#### [TASK BRIEF]
Find every line in the records below that holds the word "layers" and copy it.

Stored data
+===+

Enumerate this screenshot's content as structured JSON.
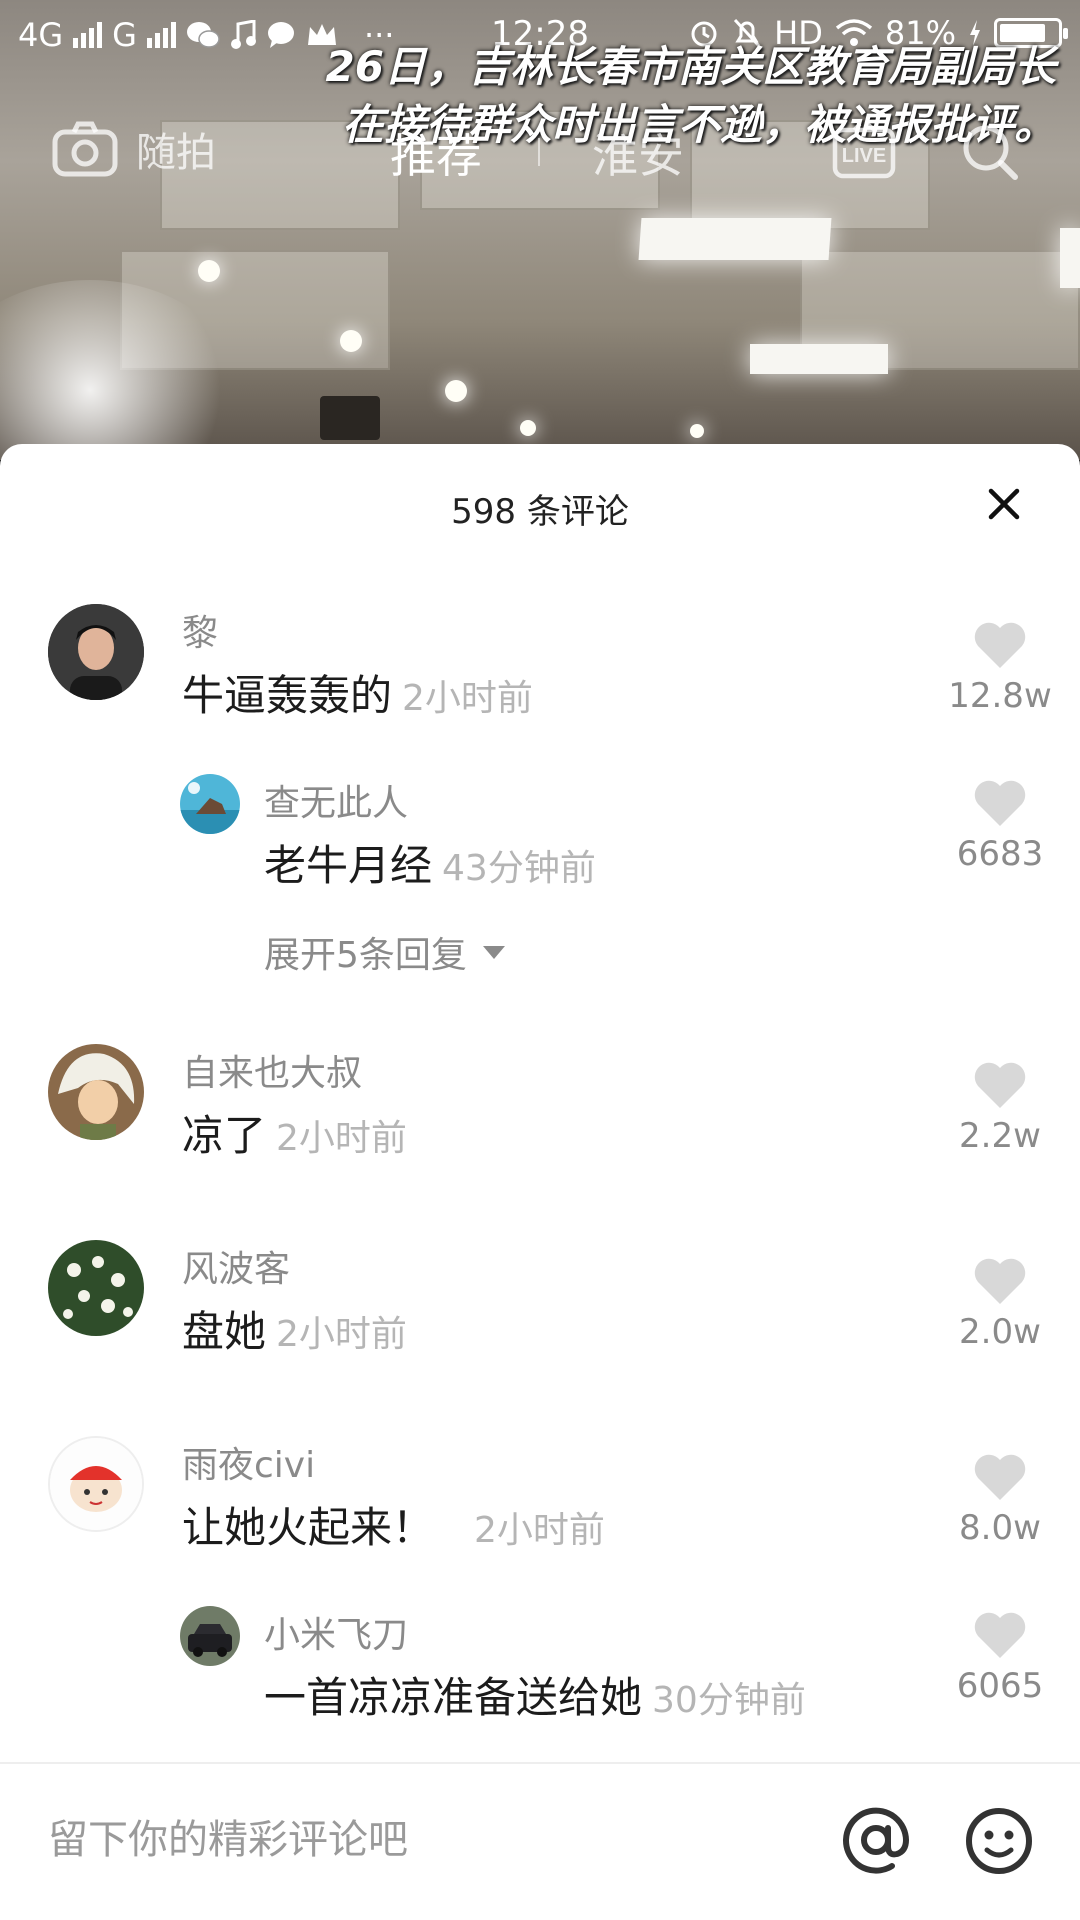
{
  "status_bar": {
    "net1": "4G",
    "net2": "G",
    "more": "···",
    "time": "12:28",
    "hd": "HD",
    "battery_text": "81%",
    "battery_level": 0.81
  },
  "video": {
    "caption_line1": "26日，吉林长春市南关区教育局副局长",
    "caption_line2": "在接待群众时出言不逊，被通报批评。"
  },
  "top_nav": {
    "camera_label": "随拍",
    "tabs": [
      {
        "label": "推荐",
        "active": true
      },
      {
        "label": "淮安",
        "active": false
      }
    ],
    "live_label": "LIVE"
  },
  "comments_sheet": {
    "title": "598 条评论",
    "comments": [
      {
        "name": "黎",
        "text": "牛逼轰轰的",
        "time": "2小时前",
        "likes": "12.8w",
        "avatar": "person-photo"
      },
      {
        "name": "查无此人",
        "text": "老牛月经",
        "time": "43分钟前",
        "likes": "6683",
        "avatar": "seaside-photo",
        "reply": true
      },
      {
        "name": "自来也大叔",
        "text": "凉了",
        "time": "2小时前",
        "likes": "2.2w",
        "avatar": "anime-character"
      },
      {
        "name": "风波客",
        "text": "盘她",
        "time": "2小时前",
        "likes": "2.0w",
        "avatar": "flowers-photo"
      },
      {
        "name": "雨夜civi",
        "text": "让她火起来！",
        "time": "2小时前",
        "likes": "8.0w",
        "avatar": "cartoon-face"
      },
      {
        "name": "小米飞刀",
        "text": "一首凉凉准备送给她",
        "time": "30分钟前",
        "likes": "6065",
        "avatar": "car-photo",
        "reply": true
      }
    ],
    "expand_replies": "展开5条回复"
  },
  "input": {
    "placeholder": "留下你的精彩评论吧",
    "value": ""
  },
  "colors": {
    "sheet_bg": "#ffffff",
    "name_gray": "#8a8a8a",
    "time_gray": "#b5b5b5",
    "heart_gray": "#d8d8d8"
  }
}
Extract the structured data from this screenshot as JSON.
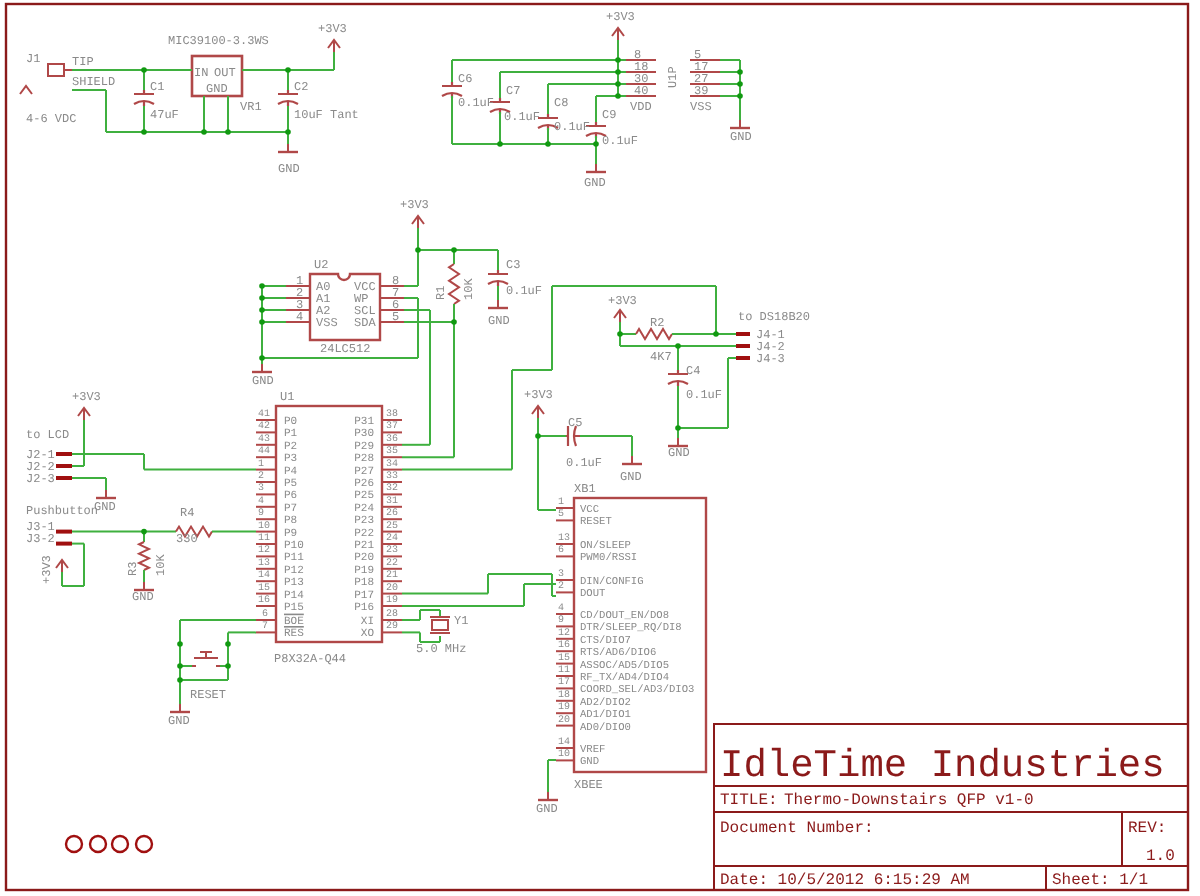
{
  "power_supply": {
    "labels": [
      "+3V3",
      "MIC39100-3.3WS",
      "J1",
      "TIP",
      "IN",
      "OUT",
      "SHIELD",
      "C1",
      "GND",
      "C2",
      "VR1",
      "4-6 VDC",
      "47uF",
      "10uF Tant",
      "GND"
    ]
  },
  "decoupling": {
    "labels": [
      "+3V3",
      "C6",
      "0.1uF",
      "C7",
      "0.1uF",
      "C8",
      "0.1uF",
      "C9",
      "0.1uF",
      "GND",
      "8",
      "18",
      "30",
      "40",
      "VDD",
      "U1P",
      "5",
      "17",
      "27",
      "39",
      "VSS",
      "GND"
    ]
  },
  "eeprom": {
    "labels": [
      "+3V3",
      "U2",
      "1",
      "2",
      "3",
      "4",
      "A0",
      "A1",
      "A2",
      "VSS",
      "8",
      "7",
      "6",
      "5",
      "VCC",
      "WP",
      "SCL",
      "SDA",
      "24LC512",
      "GND",
      "R1",
      "10K",
      "C3",
      "0.1uF",
      "GND"
    ]
  },
  "lcd_connector": {
    "labels": [
      "+3V3",
      "to LCD",
      "J2-1",
      "J2-2",
      "J2-3",
      "GND"
    ]
  },
  "pushbutton": {
    "labels": [
      "Pushbutton",
      "J3-1",
      "J3-2",
      "+3V3",
      "R4",
      "330",
      "R3",
      "10K",
      "GND"
    ]
  },
  "mcu": {
    "ref": "U1",
    "part": "P8X32A-Q44",
    "left_pins": [
      {
        "pin": "41",
        "name": "P0"
      },
      {
        "pin": "42",
        "name": "P1"
      },
      {
        "pin": "43",
        "name": "P2"
      },
      {
        "pin": "44",
        "name": "P3"
      },
      {
        "pin": "1",
        "name": "P4"
      },
      {
        "pin": "2",
        "name": "P5"
      },
      {
        "pin": "3",
        "name": "P6"
      },
      {
        "pin": "4",
        "name": "P7"
      },
      {
        "pin": "9",
        "name": "P8"
      },
      {
        "pin": "10",
        "name": "P9"
      },
      {
        "pin": "11",
        "name": "P10"
      },
      {
        "pin": "12",
        "name": "P11"
      },
      {
        "pin": "13",
        "name": "P12"
      },
      {
        "pin": "14",
        "name": "P13"
      },
      {
        "pin": "15",
        "name": "P14"
      },
      {
        "pin": "16",
        "name": "P15"
      }
    ],
    "right_pins": [
      {
        "pin": "38",
        "name": "P31"
      },
      {
        "pin": "37",
        "name": "P30"
      },
      {
        "pin": "36",
        "name": "P29"
      },
      {
        "pin": "35",
        "name": "P28"
      },
      {
        "pin": "34",
        "name": "P27"
      },
      {
        "pin": "33",
        "name": "P26"
      },
      {
        "pin": "32",
        "name": "P25"
      },
      {
        "pin": "31",
        "name": "P24"
      },
      {
        "pin": "26",
        "name": "P23"
      },
      {
        "pin": "25",
        "name": "P22"
      },
      {
        "pin": "24",
        "name": "P21"
      },
      {
        "pin": "23",
        "name": "P20"
      },
      {
        "pin": "22",
        "name": "P19"
      },
      {
        "pin": "21",
        "name": "P18"
      },
      {
        "pin": "20",
        "name": "P17"
      },
      {
        "pin": "19",
        "name": "P16"
      }
    ],
    "control_pins": [
      {
        "pin": "6",
        "name": "BOE",
        "active_low": true
      },
      {
        "pin": "7",
        "name": "RES",
        "active_low": true
      }
    ],
    "clock_pins": [
      {
        "pin": "28",
        "name": "XI"
      },
      {
        "pin": "29",
        "name": "XO"
      }
    ]
  },
  "crystal_reset": {
    "labels": [
      "Y1",
      "5.0 MHz",
      "RESET",
      "GND"
    ]
  },
  "xbee": {
    "ref": "XB1",
    "part": "XBEE",
    "pins": [
      {
        "pin": "1",
        "name": "VCC"
      },
      {
        "pin": "5",
        "name": "RESET"
      },
      {
        "pin": "13",
        "name": "ON/SLEEP"
      },
      {
        "pin": "6",
        "name": "PWM0/RSSI"
      },
      {
        "pin": "3",
        "name": "DIN/CONFIG"
      },
      {
        "pin": "2",
        "name": "DOUT"
      },
      {
        "pin": "4",
        "name": "CD/DOUT_EN/DO8"
      },
      {
        "pin": "9",
        "name": "DTR/SLEEP_RQ/DI8"
      },
      {
        "pin": "12",
        "name": "CTS/DIO7"
      },
      {
        "pin": "16",
        "name": "RTS/AD6/DIO6"
      },
      {
        "pin": "15",
        "name": "ASSOC/AD5/DIO5"
      },
      {
        "pin": "11",
        "name": "RF_TX/AD4/DIO4"
      },
      {
        "pin": "17",
        "name": "COORD_SEL/AD3/DIO3"
      },
      {
        "pin": "18",
        "name": "AD2/DIO2"
      },
      {
        "pin": "19",
        "name": "AD1/DIO1"
      },
      {
        "pin": "20",
        "name": "AD0/DIO0"
      },
      {
        "pin": "14",
        "name": "VREF"
      },
      {
        "pin": "10",
        "name": "GND"
      }
    ],
    "labels": [
      "+3V3",
      "C5",
      "0.1uF",
      "GND",
      "GND"
    ]
  },
  "temp_sensor": {
    "labels": [
      "+3V3",
      "R2",
      "4K7",
      "to DS18B20",
      "J4-1",
      "J4-2",
      "J4-3",
      "C4",
      "0.1uF",
      "GND"
    ]
  },
  "title_block": {
    "company": "IdleTime Industries",
    "title_label": "TITLE:",
    "title": "Thermo-Downstairs QFP v1-0",
    "document_label": "Document Number:",
    "rev_label": "REV:",
    "rev": "1.0",
    "date": "Date: 10/5/2012 6:15:29 AM",
    "sheet": "Sheet: 1/1"
  }
}
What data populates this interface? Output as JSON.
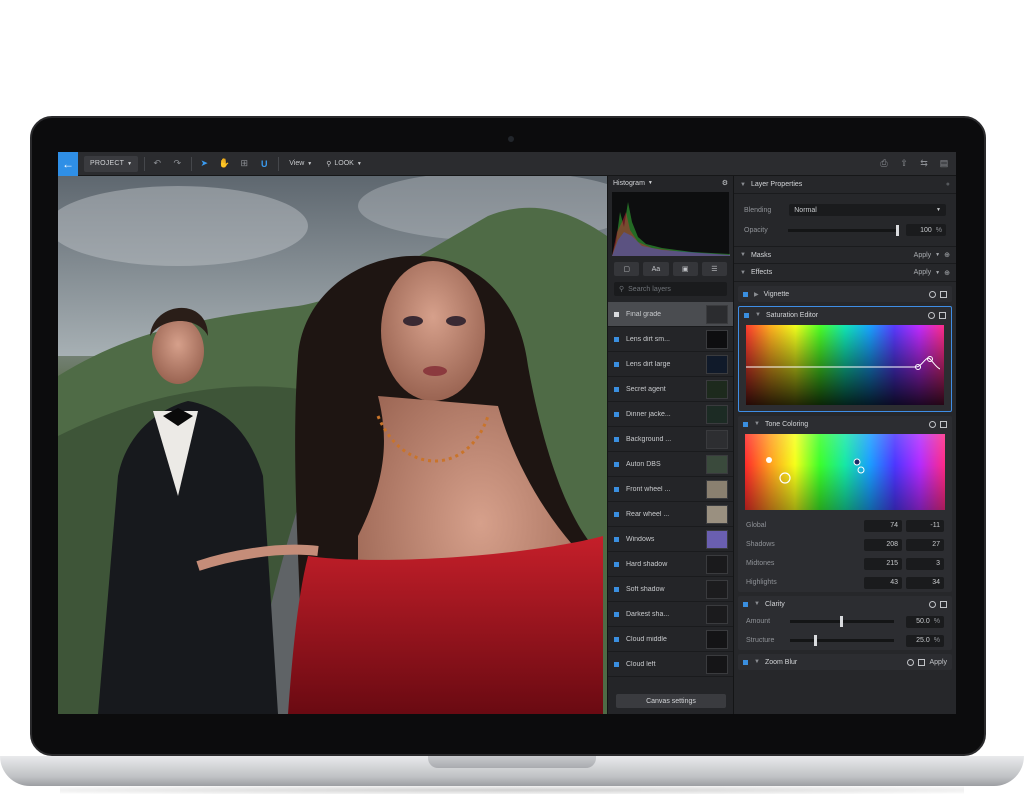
{
  "toolbar": {
    "back_icon": "arrow-left-icon",
    "project_label": "PROJECT",
    "view_label": "View",
    "look_label": "LOOK"
  },
  "histogram": {
    "title": "Histogram"
  },
  "layers": {
    "search_placeholder": "Search layers",
    "tool_text_label": "Aa",
    "items": [
      {
        "name": "Final grade",
        "selected": true
      },
      {
        "name": "Lens dirt sm..."
      },
      {
        "name": "Lens dirt large"
      },
      {
        "name": "Secret agent"
      },
      {
        "name": "Dinner jacke..."
      },
      {
        "name": "Background ..."
      },
      {
        "name": "Auton DBS"
      },
      {
        "name": "Front wheel ..."
      },
      {
        "name": "Rear wheel ..."
      },
      {
        "name": "Windows"
      },
      {
        "name": "Hard shadow"
      },
      {
        "name": "Soft shadow"
      },
      {
        "name": "Darkest sha..."
      },
      {
        "name": "Cloud middle"
      },
      {
        "name": "Cloud left"
      }
    ],
    "canvas_settings_label": "Canvas settings"
  },
  "properties": {
    "title": "Layer Properties",
    "blending_label": "Blending",
    "blending_value": "Normal",
    "opacity_label": "Opacity",
    "opacity_value": "100",
    "opacity_unit": "%",
    "opacity_level": 1.0
  },
  "masks": {
    "title": "Masks",
    "apply_label": "Apply"
  },
  "effects": {
    "title": "Effects",
    "apply_label": "Apply",
    "vignette": {
      "title": "Vignette"
    },
    "saturation": {
      "title": "Saturation Editor"
    },
    "tone": {
      "title": "Tone Coloring",
      "rows": [
        {
          "label": "Global",
          "a": "74",
          "b": "-11"
        },
        {
          "label": "Shadows",
          "a": "208",
          "b": "27"
        },
        {
          "label": "Midtones",
          "a": "215",
          "b": "3"
        },
        {
          "label": "Highlights",
          "a": "43",
          "b": "34"
        }
      ]
    },
    "clarity": {
      "title": "Clarity",
      "amount_label": "Amount",
      "amount_value": "50.0",
      "amount_level": 0.5,
      "structure_label": "Structure",
      "structure_value": "25.0",
      "structure_level": 0.25,
      "unit": "%"
    },
    "zoom_blur": {
      "title": "Zoom Blur",
      "apply_label": "Apply"
    }
  }
}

+===+

#### [COMPLETE ANSWER]
  "layers": {
    "search_placeholder": "Search layers",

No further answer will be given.